- [Direction] Could the lines from the one with "Read out every word on this page." through the end of the listing be restated exactly, with nothing else included?

- [Data supplied]
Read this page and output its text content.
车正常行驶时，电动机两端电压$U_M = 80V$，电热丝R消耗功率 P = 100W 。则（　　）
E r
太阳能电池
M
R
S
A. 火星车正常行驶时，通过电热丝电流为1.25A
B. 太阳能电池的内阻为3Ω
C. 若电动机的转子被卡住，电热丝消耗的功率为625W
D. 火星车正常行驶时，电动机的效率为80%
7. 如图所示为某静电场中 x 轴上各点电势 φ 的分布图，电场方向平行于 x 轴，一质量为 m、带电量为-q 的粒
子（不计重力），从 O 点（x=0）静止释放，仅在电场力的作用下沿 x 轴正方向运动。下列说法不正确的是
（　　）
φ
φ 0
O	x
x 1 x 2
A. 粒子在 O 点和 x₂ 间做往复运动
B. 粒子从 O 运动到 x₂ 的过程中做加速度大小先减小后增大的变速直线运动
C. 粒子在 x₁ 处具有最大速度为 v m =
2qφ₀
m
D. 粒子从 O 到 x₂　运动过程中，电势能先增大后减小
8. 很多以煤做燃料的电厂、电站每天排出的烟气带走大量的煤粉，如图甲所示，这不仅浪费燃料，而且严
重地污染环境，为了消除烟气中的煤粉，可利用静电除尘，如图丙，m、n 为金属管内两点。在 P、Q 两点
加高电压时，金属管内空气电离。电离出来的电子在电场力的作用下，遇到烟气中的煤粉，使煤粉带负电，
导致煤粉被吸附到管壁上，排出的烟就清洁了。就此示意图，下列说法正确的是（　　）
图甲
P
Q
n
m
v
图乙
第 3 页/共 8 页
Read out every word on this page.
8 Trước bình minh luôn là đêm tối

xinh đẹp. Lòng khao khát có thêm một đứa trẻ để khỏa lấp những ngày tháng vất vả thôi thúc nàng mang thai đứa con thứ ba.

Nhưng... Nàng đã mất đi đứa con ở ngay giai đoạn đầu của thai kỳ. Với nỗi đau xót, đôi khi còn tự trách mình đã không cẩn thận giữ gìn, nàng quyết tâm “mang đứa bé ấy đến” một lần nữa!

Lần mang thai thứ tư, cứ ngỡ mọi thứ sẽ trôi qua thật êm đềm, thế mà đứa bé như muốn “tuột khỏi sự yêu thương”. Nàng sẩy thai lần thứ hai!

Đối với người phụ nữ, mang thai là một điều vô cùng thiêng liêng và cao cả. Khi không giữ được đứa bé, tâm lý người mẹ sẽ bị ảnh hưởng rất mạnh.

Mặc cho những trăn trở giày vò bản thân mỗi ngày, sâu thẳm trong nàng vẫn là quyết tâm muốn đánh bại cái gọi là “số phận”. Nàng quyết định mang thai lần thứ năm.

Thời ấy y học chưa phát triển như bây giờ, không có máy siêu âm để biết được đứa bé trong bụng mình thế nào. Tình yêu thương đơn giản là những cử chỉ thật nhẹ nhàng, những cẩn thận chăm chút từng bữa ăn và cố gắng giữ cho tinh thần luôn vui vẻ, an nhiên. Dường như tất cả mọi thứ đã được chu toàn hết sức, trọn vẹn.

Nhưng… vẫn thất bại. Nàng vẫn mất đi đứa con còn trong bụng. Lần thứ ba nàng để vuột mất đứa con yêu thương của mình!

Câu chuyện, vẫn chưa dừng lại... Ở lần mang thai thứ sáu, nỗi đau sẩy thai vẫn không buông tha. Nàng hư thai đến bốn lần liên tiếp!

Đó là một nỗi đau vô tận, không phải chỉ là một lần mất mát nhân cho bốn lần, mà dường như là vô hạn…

- [Full solution]
Read out every word on this page.
8 Trước bình minh luôn là đêm tối

xinh đẹp. Lòng khao khát có thêm một đứa trẻ để khỏa lấp những ngày tháng vất vả thôi thúc nàng mang thai đứa con thứ ba.

Nhưng... Nàng đã mất đi đứa con ở ngay giai đoạn đầu của thai kỳ. Với nỗi đau xót, đôi khi còn tự trách mình đã không cẩn thận giữ gìn, nàng quyết tâm “mang đứa bé ấy đến” một lần nữa!

Lần mang thai thứ tư, cứ ngỡ mọi thứ sẽ trôi qua thật êm đềm, thế mà đứa bé như muốn “tuột khỏi sự yêu thương”. Nàng sẩy thai lần thứ hai!

Đối với người phụ nữ, mang thai là một điều vô cùng thiêng liêng và cao cả. Khi không giữ được đứa bé, tâm lý người mẹ sẽ bị ảnh hưởng rất mạnh.

Mặc cho những trăn trở giày vò bản thân mỗi ngày, sâu thẳm trong nàng vẫn là quyết tâm muốn đánh bại cái gọi là “số phận”. Nàng quyết định mang thai lần thứ năm.

Thời ấy y học chưa phát triển như bây giờ, không có máy siêu âm để biết được đứa bé trong bụng mình thế nào. Tình yêu thương đơn giản là những cử chỉ thật nhẹ nhàng, những cẩn thận chăm chút từng bữa ăn và cố gắng giữ cho tinh thần luôn vui vẻ, an nhiên. Dường như tất cả mọi thứ đã được chu toàn hết sức, trọn vẹn.

Nhưng… vẫn thất bại. Nàng vẫn mất đi đứa con còn trong bụng. Lần thứ ba nàng để vuột mất đứa con yêu thương của mình!

Câu chuyện, vẫn chưa dừng lại... Ở lần mang thai thứ sáu, nỗi đau sẩy thai vẫn không buông tha. Nàng hư thai đến bốn lần liên tiếp!

Đó là một nỗi đau vô tận, không phải chỉ là một lần mất mát nhân cho bốn lần, mà dường như là vô hạn…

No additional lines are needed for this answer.